[[ DOCUMENT EXCERPT, beginning ]]

Have you ever felt defeated and destroyed by how things turned out with a guy? Have you felt that all guys are jerks? Or that something is wrong with you and you may never find happiness in love?
I was in and out of such thoughts for many years, progressing from bad to horrible. Granted, there were happy spikes, a few months of bliss with a new boyfriend, and then with another one, but then more-or-less the same issues would come up.
Like why is he not pursuing me anymore?
And those same issues would feel worse every time because the guys would change and I would be the only constant in this pattern. It was harder and harder to blame all the failures on the guys.
What if it’s all my fault?
And I was getting so angry.
Every breakup would be more dramatic than the previous ones. We would hurt each other in more and more elaborate ways. Let’s just say that the break-up when the guy threw my furniture across my living room (thankfully not aiming at me) was not the worst of all my breakups.
Meanwhile, I was getting more and more educated and knowledgeable. A master’s in math, a master’s in economics, and a PhD (from MIT, no less!) in marketing, a beginning successful corporate career. And with all that, I was starting to feel more and more stupid.
How come, I know all this stuff and have all these skills but cannot solve the one problem that for many women seems not to appear a problem at all?
Was I just not lucky?
It’s only when I reached the bottom, that I realized that it was on me to change things. That I could no longer wait for a better guy to show up.
In many ways I saw that the guys showing up were better. It’s how events ultimately unfolded that was getting worse.

[[ DOCUMENT EXCERPT, end ]]
[[ DATASET RECORDS, beginning ]]

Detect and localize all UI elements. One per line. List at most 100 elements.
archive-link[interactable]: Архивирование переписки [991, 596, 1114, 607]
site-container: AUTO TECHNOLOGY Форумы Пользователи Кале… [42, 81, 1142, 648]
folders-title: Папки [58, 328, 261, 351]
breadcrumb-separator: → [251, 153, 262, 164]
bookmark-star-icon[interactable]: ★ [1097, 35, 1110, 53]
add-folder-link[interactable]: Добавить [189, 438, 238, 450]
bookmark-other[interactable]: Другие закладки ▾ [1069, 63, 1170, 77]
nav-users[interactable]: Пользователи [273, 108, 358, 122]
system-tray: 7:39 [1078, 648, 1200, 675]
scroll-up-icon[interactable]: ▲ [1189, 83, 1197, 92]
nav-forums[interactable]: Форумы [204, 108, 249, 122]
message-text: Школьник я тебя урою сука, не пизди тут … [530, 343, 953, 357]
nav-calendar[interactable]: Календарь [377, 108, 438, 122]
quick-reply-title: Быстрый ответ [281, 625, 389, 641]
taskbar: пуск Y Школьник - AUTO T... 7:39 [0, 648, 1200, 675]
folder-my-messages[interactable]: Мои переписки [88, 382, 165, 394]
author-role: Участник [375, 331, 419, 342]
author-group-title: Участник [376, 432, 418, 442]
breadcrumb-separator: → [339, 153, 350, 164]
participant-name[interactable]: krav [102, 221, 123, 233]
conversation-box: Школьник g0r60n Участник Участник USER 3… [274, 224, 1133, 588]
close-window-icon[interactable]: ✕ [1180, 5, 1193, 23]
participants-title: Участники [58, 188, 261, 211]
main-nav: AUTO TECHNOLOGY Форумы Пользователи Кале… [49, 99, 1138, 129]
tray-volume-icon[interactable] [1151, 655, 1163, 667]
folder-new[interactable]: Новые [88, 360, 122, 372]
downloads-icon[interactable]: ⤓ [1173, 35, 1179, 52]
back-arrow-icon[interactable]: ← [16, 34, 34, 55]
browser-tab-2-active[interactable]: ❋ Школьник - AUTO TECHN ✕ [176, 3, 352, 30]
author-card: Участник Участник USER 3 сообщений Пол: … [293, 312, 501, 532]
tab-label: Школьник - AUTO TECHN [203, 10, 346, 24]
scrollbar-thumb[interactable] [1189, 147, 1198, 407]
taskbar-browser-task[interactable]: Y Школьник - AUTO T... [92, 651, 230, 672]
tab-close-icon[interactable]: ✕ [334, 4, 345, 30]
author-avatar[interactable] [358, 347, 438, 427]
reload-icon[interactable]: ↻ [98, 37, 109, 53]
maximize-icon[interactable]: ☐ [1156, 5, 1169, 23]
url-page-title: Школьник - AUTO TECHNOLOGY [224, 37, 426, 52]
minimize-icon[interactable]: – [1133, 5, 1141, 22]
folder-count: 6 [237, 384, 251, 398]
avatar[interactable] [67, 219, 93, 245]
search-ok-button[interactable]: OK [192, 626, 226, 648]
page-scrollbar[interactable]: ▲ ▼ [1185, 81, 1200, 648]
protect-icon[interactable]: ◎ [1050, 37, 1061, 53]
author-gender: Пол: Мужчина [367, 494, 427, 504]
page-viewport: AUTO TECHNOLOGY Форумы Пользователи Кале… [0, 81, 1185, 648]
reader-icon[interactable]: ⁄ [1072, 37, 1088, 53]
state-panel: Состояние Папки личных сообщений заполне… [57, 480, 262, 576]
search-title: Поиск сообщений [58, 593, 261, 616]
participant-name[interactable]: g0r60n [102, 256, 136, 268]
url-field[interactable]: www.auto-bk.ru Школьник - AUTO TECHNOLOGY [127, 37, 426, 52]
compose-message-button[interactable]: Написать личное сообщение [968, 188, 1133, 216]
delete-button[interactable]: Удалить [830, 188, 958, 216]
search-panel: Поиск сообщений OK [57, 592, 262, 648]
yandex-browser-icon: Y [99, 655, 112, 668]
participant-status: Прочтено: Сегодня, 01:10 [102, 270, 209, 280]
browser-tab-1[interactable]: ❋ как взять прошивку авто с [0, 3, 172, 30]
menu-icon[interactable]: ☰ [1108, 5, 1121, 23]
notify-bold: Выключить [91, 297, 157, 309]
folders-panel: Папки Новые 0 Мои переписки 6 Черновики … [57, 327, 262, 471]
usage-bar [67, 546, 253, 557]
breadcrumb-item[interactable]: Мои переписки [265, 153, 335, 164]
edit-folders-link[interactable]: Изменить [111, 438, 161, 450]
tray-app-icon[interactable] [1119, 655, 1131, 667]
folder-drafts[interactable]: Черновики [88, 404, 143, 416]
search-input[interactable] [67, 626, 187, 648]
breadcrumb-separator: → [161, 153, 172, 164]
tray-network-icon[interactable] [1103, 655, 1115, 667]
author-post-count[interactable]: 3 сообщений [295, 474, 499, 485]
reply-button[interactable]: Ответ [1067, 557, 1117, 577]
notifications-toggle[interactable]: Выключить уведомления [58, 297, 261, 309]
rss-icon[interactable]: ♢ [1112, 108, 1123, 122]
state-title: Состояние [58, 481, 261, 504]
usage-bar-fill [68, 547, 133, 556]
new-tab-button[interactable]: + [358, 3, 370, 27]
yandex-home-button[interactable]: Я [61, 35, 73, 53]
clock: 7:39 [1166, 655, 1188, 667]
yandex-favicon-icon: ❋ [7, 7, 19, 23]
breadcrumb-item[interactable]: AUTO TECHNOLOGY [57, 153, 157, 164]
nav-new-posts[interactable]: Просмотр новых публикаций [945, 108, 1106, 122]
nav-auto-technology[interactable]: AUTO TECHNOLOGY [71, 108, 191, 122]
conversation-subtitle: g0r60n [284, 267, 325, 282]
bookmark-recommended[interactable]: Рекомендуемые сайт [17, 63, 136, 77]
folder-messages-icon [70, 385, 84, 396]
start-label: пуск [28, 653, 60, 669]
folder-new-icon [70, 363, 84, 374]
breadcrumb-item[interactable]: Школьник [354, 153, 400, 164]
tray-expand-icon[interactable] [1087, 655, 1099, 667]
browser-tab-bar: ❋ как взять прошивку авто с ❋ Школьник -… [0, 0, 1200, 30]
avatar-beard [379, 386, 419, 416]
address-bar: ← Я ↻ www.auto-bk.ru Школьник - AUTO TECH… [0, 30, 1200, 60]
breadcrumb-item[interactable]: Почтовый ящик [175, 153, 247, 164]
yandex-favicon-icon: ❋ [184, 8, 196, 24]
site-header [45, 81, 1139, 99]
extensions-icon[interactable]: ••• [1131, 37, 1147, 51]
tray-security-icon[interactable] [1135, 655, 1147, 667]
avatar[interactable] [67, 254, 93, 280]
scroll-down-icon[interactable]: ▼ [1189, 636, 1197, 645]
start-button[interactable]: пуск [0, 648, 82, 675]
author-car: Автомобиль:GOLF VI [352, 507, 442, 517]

[[ DATASET RECORDS, end ]]

**EXERCISE A**
From the relationships essay, list every academic degree the writer reports having earned.
**EXERCISE B**
According to the relationships essay, what did one partner do during a breakup?
**EXERCISE C**
Carry the relationships essay forward from its final paragraph.

**ANSWER AREA A**
A master's in math, a master's in economics, and a PhD in marketing from MIT.

**ANSWER AREA B**
He threw the writer's furniture across the living room.

**ANSWER AREA C**
I had to change everything I did. I would listen to anyone who would give me advice. I started reading the “Mars and Venus” books and “He’s Just Not That into You” and then anything that would come my way. I even hosted a two-hour “conference” in my apartment with just one other participant, a girlfriend of mine, on relationship self-help books.
And I started dating online and practicing tools. And those aha moments just felt incredible.
Even though I am absolutely non-religious, I often felt, while reading some of these books or listening to dating gurus, a cathartic experience. I felt like god was talking to me and opening to me obvious truths that had somehow been hidden from me.
And then, while things were still pretty shaky in my own dating life, but getting less hopeless, I felt the urge to preach. To tell others about all those things that we are all doing so naturally and that do not work.
Ultimately, I discovered Rori Raye’s “Targeting Mr. Right” program and took it to the extreme. I was so determined to become happy in my love life that I promised myself to try anything legal even if it felt “wrong” and scary.
I dated until I saw a ring on my finger. And when I accepted my future husband’s proposal, the first thing he asked me was “Will you stop dating other guys now?”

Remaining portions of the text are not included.